Requirement: Go through the entries below and pick out every line with "false".

____

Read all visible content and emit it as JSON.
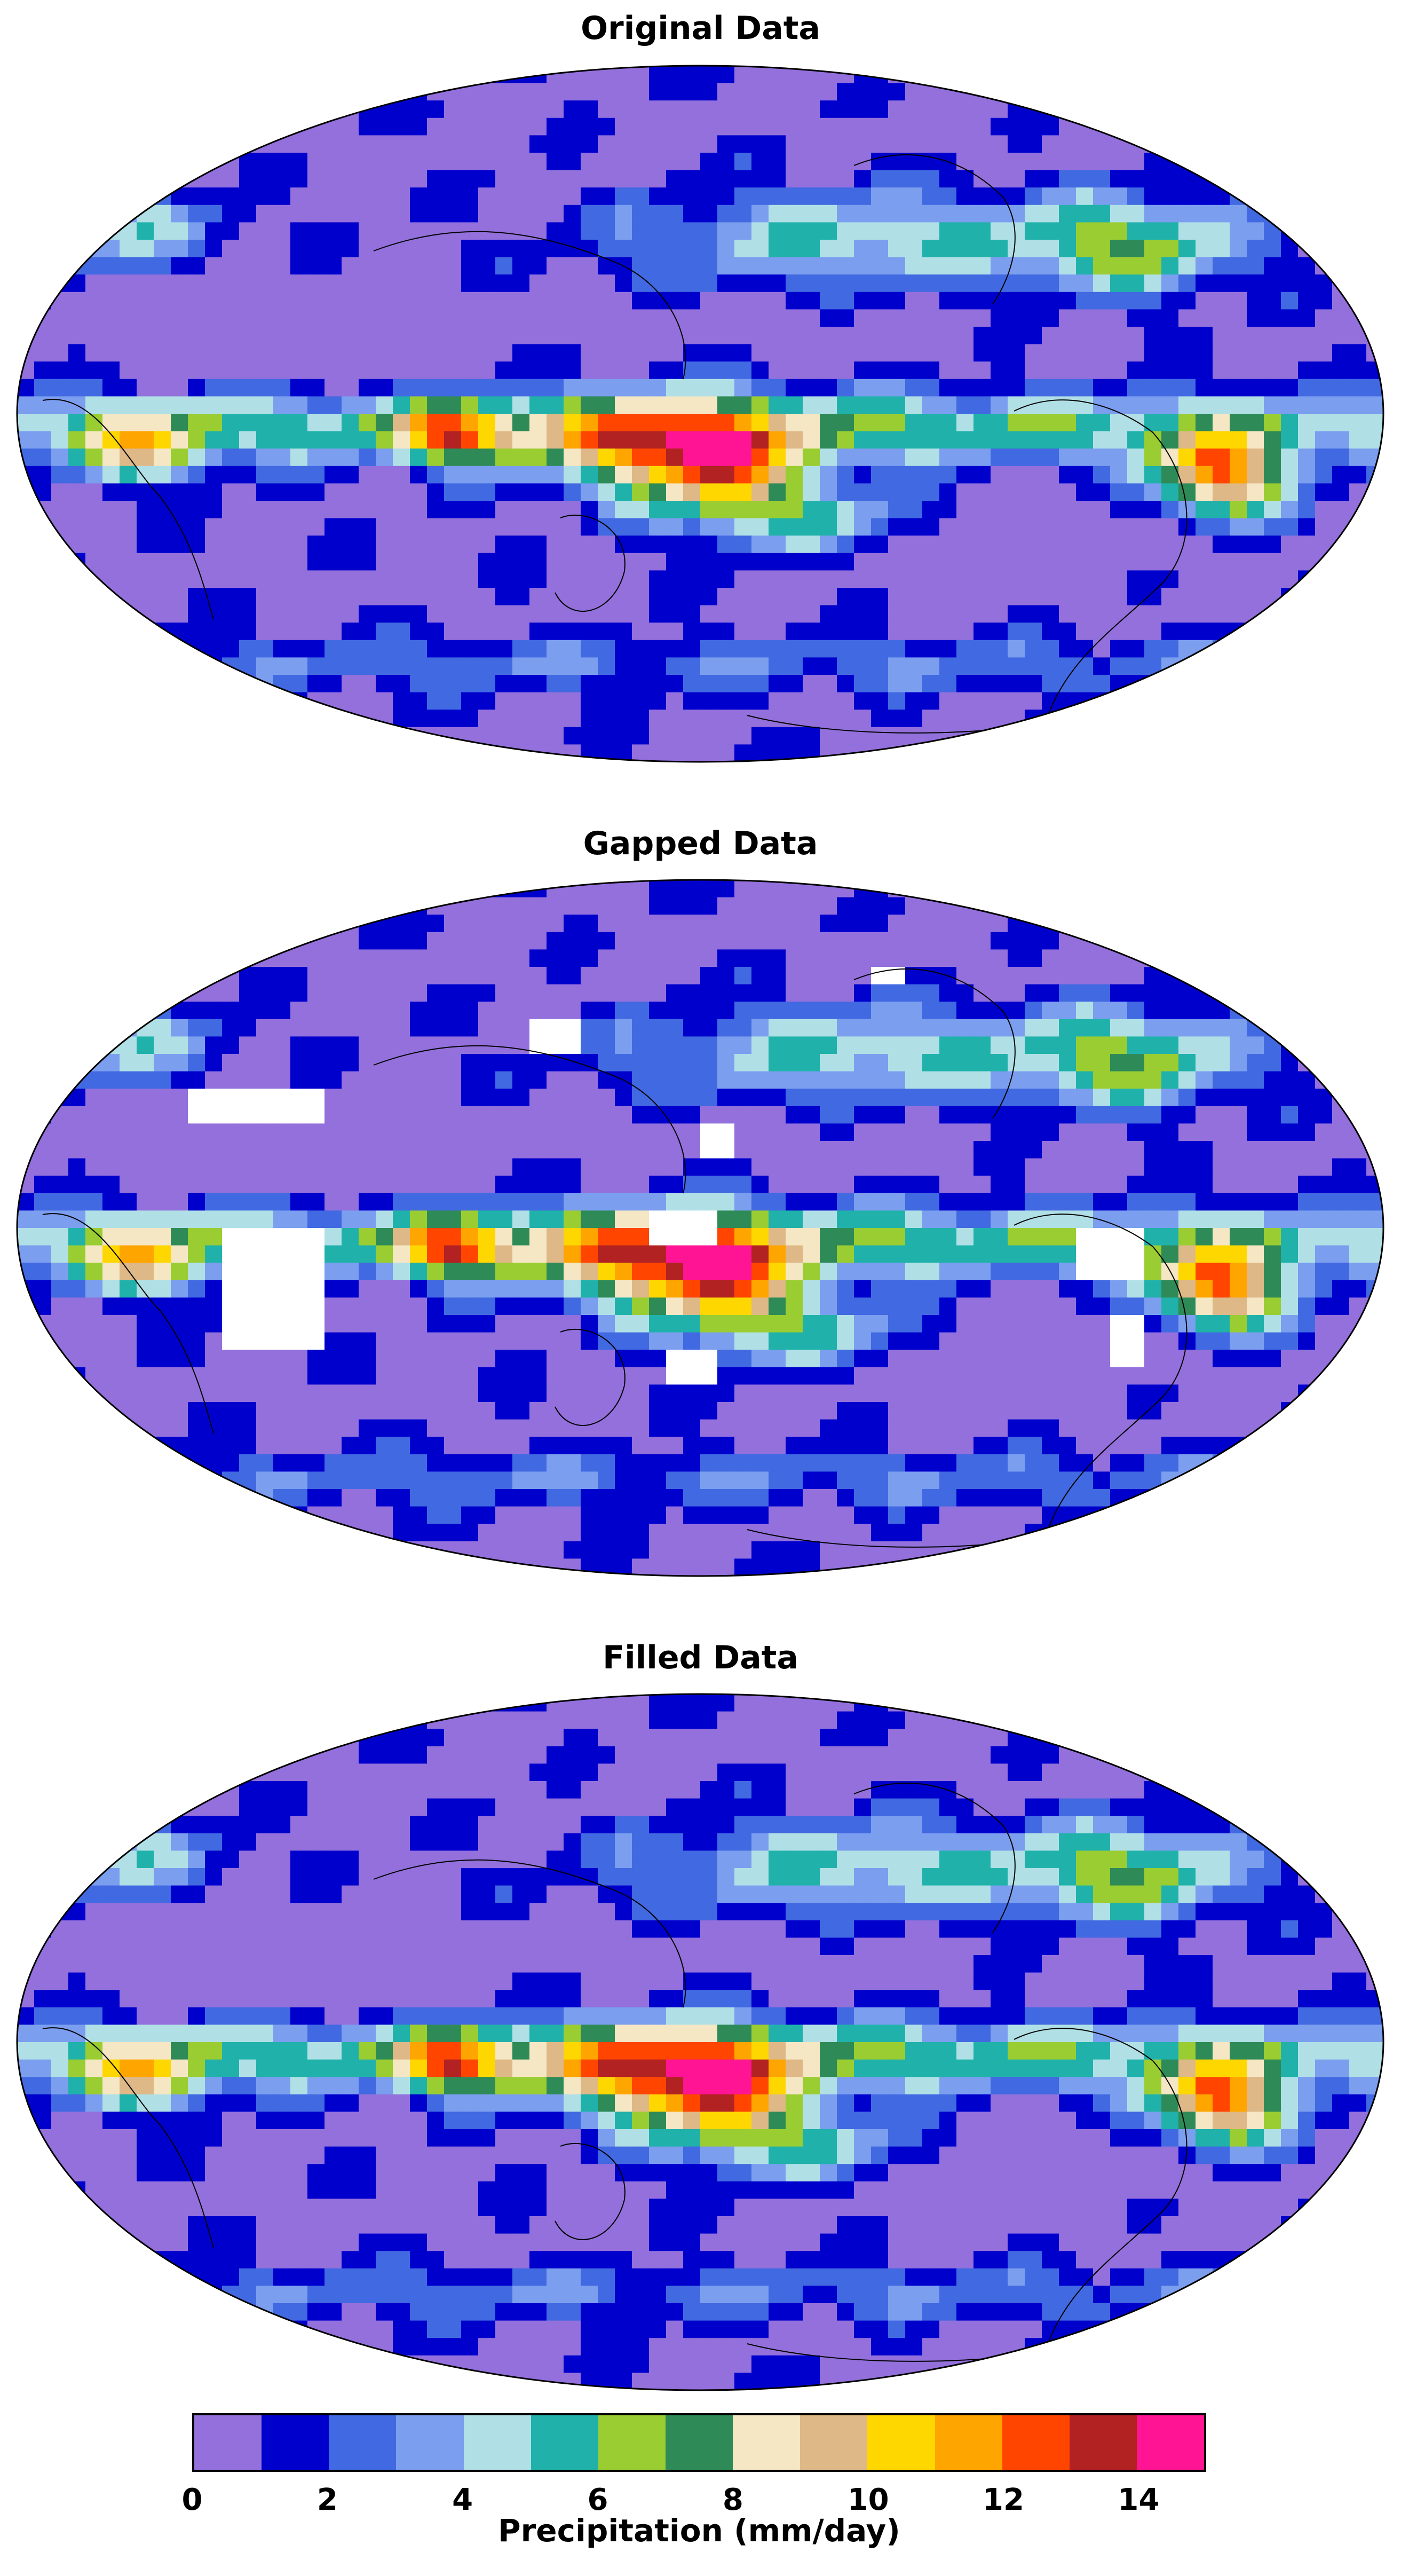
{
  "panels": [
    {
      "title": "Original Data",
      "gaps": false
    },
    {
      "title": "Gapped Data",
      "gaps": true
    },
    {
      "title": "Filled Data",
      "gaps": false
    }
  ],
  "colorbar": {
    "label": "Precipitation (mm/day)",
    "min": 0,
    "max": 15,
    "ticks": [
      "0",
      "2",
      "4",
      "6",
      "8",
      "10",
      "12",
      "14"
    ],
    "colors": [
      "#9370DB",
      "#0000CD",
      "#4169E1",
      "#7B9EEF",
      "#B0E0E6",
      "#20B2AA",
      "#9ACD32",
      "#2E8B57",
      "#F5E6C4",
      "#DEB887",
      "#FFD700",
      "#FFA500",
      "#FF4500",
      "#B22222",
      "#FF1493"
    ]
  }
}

____

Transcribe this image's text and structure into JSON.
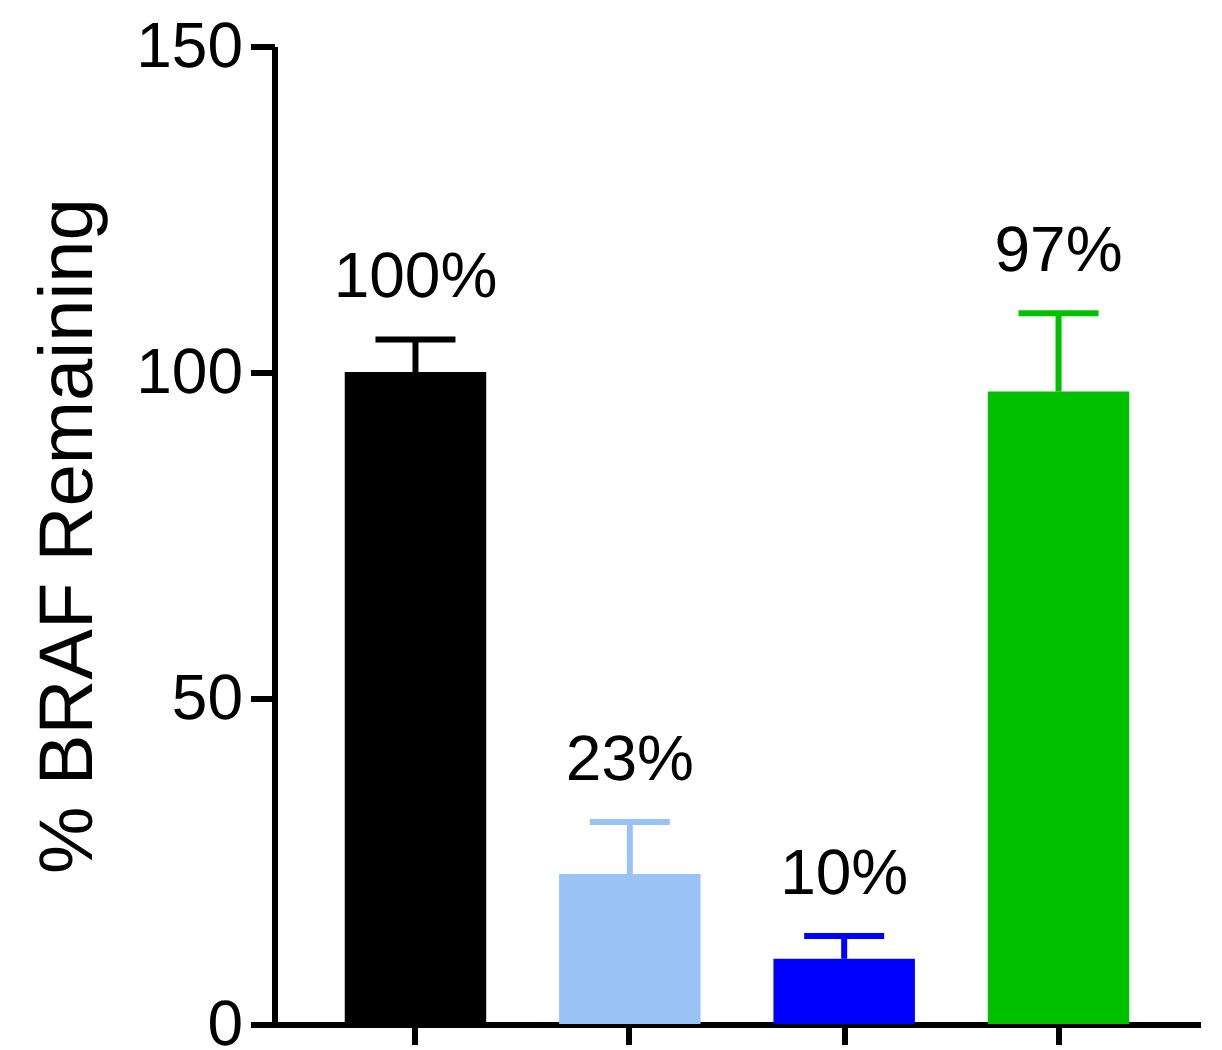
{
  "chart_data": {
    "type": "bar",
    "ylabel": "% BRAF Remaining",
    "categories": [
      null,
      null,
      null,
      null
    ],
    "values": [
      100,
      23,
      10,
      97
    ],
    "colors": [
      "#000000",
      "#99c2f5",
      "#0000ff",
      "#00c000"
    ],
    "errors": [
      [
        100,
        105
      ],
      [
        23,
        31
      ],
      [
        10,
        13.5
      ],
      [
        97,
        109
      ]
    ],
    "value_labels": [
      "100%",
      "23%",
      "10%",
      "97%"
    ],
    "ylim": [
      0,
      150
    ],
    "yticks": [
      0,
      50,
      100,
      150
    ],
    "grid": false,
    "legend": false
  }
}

____

Solution to this exercise:
      "gaps": false
      "gaps": false
    "grid": false,
    "legend": false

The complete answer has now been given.